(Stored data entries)
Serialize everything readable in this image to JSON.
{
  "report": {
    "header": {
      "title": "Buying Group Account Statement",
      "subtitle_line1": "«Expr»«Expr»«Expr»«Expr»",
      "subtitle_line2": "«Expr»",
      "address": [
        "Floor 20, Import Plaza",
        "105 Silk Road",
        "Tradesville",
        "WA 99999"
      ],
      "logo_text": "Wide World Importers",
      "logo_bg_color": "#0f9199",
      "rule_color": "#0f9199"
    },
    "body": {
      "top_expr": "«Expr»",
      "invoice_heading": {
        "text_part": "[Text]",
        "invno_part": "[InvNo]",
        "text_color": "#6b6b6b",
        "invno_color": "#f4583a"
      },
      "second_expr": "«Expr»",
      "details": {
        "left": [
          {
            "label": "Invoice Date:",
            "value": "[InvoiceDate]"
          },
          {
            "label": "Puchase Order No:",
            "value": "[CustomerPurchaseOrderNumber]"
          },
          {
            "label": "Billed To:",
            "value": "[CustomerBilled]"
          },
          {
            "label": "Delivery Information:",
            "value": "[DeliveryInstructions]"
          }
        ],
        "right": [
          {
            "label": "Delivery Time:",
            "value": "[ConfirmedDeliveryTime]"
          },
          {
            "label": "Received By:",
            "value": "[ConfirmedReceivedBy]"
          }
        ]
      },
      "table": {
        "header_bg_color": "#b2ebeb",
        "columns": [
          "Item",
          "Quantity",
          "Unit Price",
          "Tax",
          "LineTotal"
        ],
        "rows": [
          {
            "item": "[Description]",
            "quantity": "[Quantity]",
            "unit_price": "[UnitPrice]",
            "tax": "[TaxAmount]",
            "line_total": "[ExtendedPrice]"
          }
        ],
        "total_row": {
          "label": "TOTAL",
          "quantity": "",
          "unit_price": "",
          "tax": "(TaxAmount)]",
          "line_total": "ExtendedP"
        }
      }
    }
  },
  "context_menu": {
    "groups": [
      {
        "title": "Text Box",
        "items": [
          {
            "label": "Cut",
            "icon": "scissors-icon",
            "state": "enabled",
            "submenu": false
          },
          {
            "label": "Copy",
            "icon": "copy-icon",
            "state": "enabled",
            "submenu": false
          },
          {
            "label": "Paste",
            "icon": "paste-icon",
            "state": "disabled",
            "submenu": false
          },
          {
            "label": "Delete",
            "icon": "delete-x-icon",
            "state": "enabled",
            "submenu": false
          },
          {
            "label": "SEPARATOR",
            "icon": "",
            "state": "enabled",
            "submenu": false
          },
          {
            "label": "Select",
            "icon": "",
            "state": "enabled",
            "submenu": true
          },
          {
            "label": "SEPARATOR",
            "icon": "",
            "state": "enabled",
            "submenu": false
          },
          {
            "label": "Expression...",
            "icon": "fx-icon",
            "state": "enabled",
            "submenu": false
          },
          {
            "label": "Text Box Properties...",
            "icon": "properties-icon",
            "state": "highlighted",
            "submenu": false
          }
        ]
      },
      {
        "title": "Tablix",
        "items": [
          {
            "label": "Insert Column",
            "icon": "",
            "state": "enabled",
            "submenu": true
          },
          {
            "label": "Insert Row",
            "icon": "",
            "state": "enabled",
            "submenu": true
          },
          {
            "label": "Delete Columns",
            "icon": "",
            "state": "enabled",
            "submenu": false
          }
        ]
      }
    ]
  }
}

## WHAT IS EXPECTED
Locate each line containing the string "Insert" and show it.

## SOLUTION TO THE PROBLEM
            "label": "Insert Column",
            "label": "Insert Row",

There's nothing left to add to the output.